* What is asked:
Exclude the pictures, then repeat the remaining data exactly.

────────────────────

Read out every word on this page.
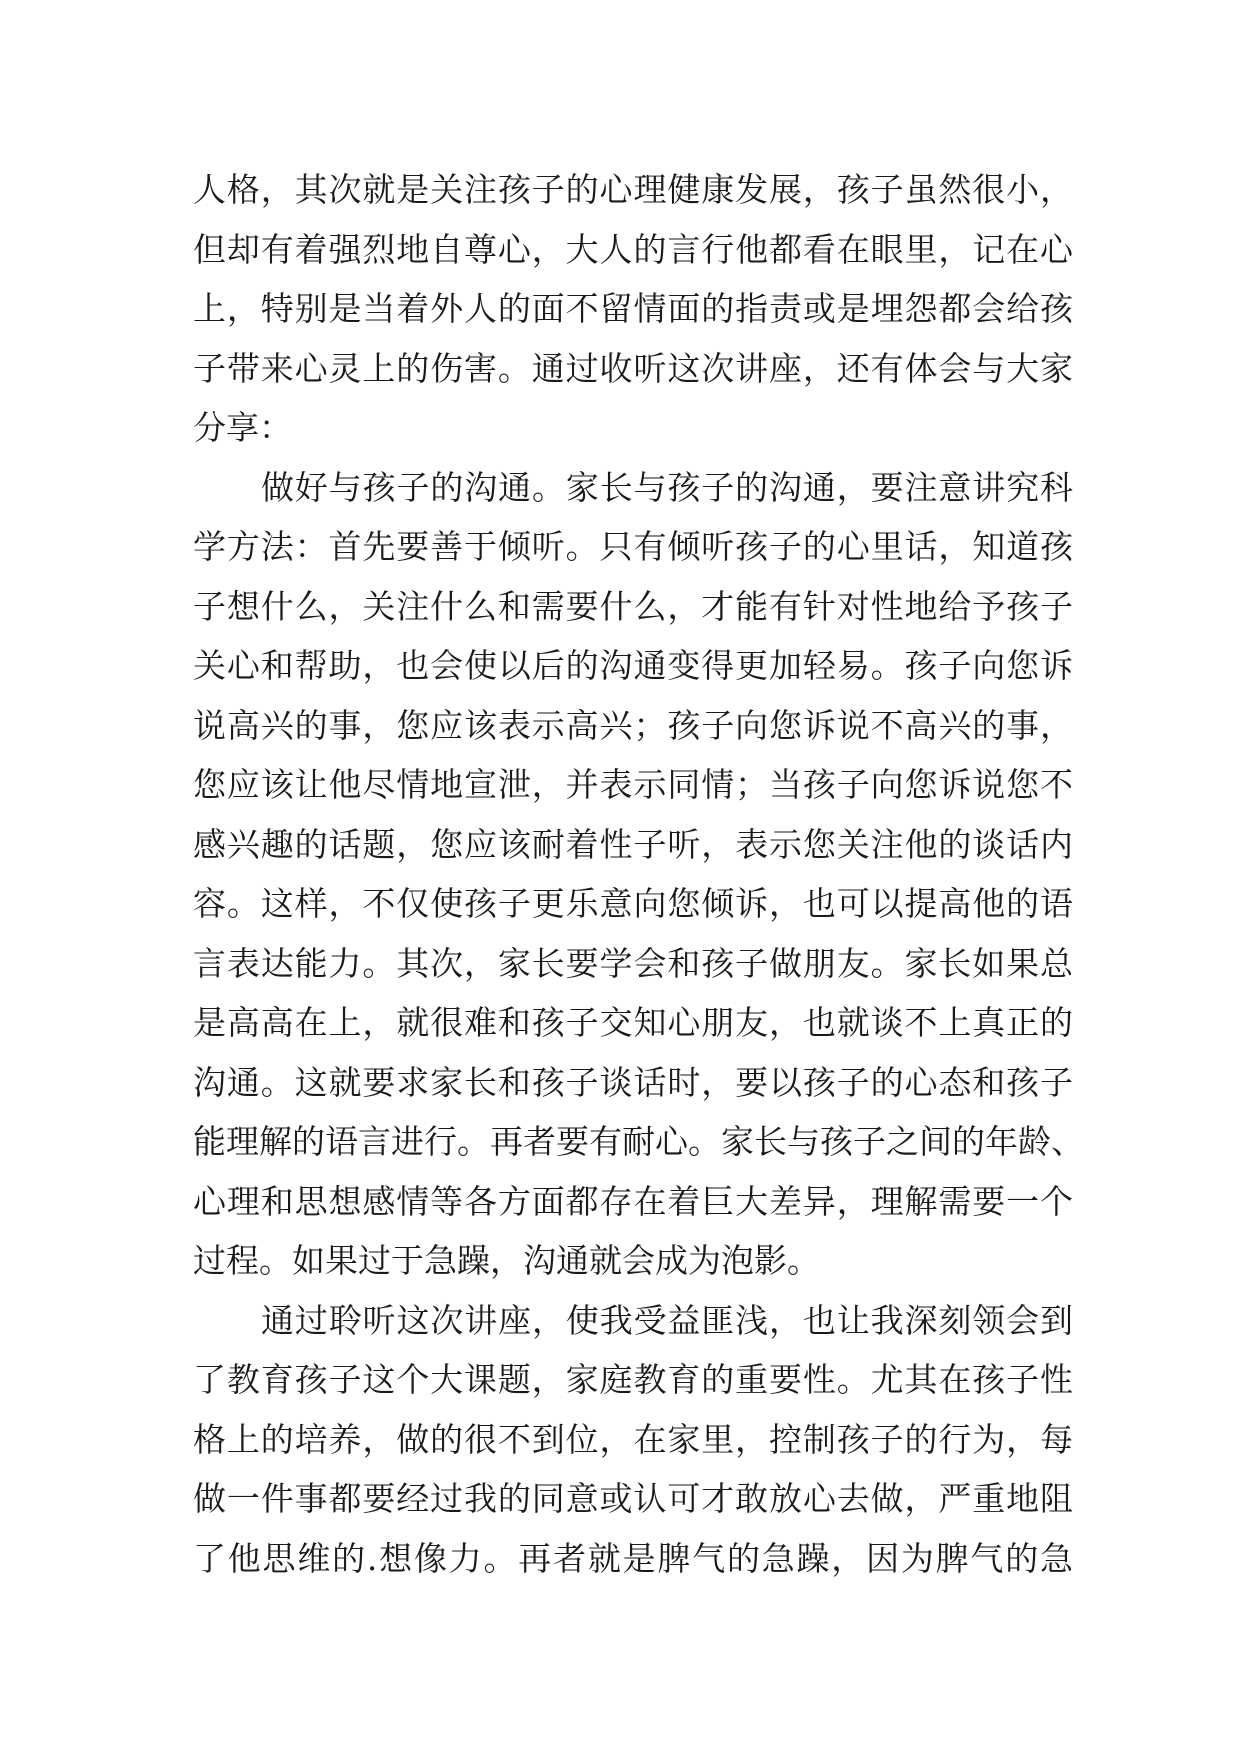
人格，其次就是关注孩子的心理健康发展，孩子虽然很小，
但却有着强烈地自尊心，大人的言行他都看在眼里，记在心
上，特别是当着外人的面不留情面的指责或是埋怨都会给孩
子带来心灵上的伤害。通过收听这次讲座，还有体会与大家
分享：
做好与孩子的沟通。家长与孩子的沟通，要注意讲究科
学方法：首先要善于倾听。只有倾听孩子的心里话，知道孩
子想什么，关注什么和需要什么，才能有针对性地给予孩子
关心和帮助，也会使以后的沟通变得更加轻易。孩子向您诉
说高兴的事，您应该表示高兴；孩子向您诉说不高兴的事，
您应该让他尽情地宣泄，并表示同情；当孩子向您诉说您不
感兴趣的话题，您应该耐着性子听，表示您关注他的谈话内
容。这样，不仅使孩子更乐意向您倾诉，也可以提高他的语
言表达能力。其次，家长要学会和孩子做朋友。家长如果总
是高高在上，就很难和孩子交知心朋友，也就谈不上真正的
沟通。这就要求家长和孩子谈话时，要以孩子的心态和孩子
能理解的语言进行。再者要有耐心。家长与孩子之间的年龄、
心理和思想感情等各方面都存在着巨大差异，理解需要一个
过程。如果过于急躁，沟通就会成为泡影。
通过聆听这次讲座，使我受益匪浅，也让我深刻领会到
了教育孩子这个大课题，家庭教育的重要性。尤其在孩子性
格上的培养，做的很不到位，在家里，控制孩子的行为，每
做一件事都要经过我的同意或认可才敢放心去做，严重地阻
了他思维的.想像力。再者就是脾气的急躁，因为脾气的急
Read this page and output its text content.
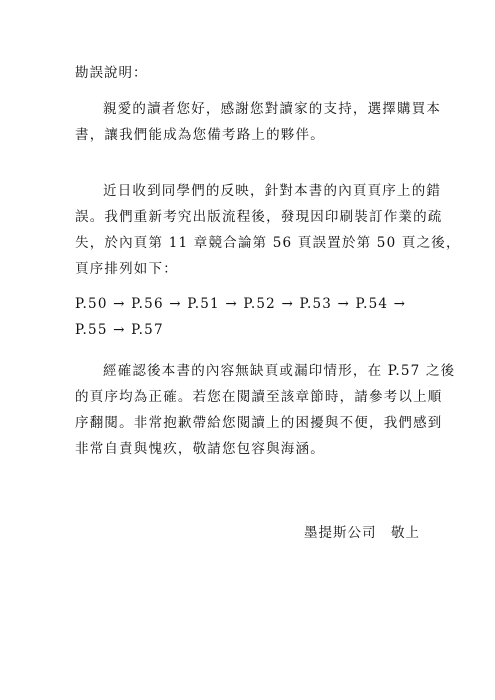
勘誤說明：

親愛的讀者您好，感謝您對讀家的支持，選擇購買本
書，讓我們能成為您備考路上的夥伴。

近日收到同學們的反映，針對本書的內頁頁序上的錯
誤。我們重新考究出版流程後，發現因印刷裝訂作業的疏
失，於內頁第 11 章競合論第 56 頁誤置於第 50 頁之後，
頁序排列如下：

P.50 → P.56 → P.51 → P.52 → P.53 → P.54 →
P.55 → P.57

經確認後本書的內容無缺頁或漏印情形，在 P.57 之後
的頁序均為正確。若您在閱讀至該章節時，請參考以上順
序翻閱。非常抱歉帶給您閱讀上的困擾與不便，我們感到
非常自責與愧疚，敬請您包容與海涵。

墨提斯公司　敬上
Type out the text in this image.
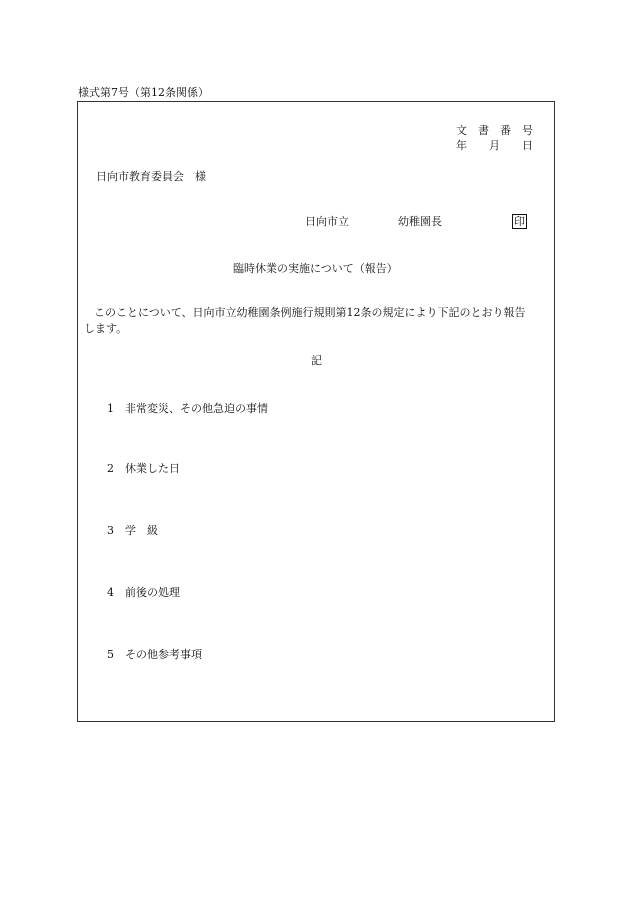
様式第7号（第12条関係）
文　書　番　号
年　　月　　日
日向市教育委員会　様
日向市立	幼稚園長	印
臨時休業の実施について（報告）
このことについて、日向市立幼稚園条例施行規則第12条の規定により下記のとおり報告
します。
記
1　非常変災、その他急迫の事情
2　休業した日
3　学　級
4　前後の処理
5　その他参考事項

────────────────────

* Answer below:
Read out every word on this page.
人格，其次就是关注孩子的心理健康发展，孩子虽然很小，
但却有着强烈地自尊心，大人的言行他都看在眼里，记在心
上，特别是当着外人的面不留情面的指责或是埋怨都会给孩
子带来心灵上的伤害。通过收听这次讲座，还有体会与大家
分享：
做好与孩子的沟通。家长与孩子的沟通，要注意讲究科
学方法：首先要善于倾听。只有倾听孩子的心里话，知道孩
子想什么，关注什么和需要什么，才能有针对性地给予孩子
关心和帮助，也会使以后的沟通变得更加轻易。孩子向您诉
说高兴的事，您应该表示高兴；孩子向您诉说不高兴的事，
您应该让他尽情地宣泄，并表示同情；当孩子向您诉说您不
感兴趣的话题，您应该耐着性子听，表示您关注他的谈话内
容。这样，不仅使孩子更乐意向您倾诉，也可以提高他的语
言表达能力。其次，家长要学会和孩子做朋友。家长如果总
是高高在上，就很难和孩子交知心朋友，也就谈不上真正的
沟通。这就要求家长和孩子谈话时，要以孩子的心态和孩子
能理解的语言进行。再者要有耐心。家长与孩子之间的年龄、
心理和思想感情等各方面都存在着巨大差异，理解需要一个
过程。如果过于急躁，沟通就会成为泡影。
通过聆听这次讲座，使我受益匪浅，也让我深刻领会到
了教育孩子这个大课题，家庭教育的重要性。尤其在孩子性
格上的培养，做的很不到位，在家里，控制孩子的行为，每
做一件事都要经过我的同意或认可才敢放心去做，严重地阻
了他思维的.想像力。再者就是脾气的急躁，因为脾气的急
Read this page and output its text content.
勘誤說明：

親愛的讀者您好，感謝您對讀家的支持，選擇購買本
書，讓我們能成為您備考路上的夥伴。

近日收到同學們的反映，針對本書的內頁頁序上的錯
誤。我們重新考究出版流程後，發現因印刷裝訂作業的疏
失，於內頁第 11 章競合論第 56 頁誤置於第 50 頁之後，
頁序排列如下：

P.50 → P.56 → P.51 → P.52 → P.53 → P.54 →
P.55 → P.57

經確認後本書的內容無缺頁或漏印情形，在 P.57 之後
的頁序均為正確。若您在閱讀至該章節時，請參考以上順
序翻閱。非常抱歉帶給您閱讀上的困擾與不便，我們感到
非常自責與愧疚，敬請您包容與海涵。

墨提斯公司　敬上
Type out the text in this image.
様式第7号（第12条関係）
文　書　番　号
年　　月　　日
日向市教育委員会　様
日向市立	幼稚園長	印
臨時休業の実施について（報告）
このことについて、日向市立幼稚園条例施行規則第12条の規定により下記のとおり報告
します。
記
1　非常変災、その他急迫の事情
2　休業した日
3　学　級
4　前後の処理
5　その他参考事項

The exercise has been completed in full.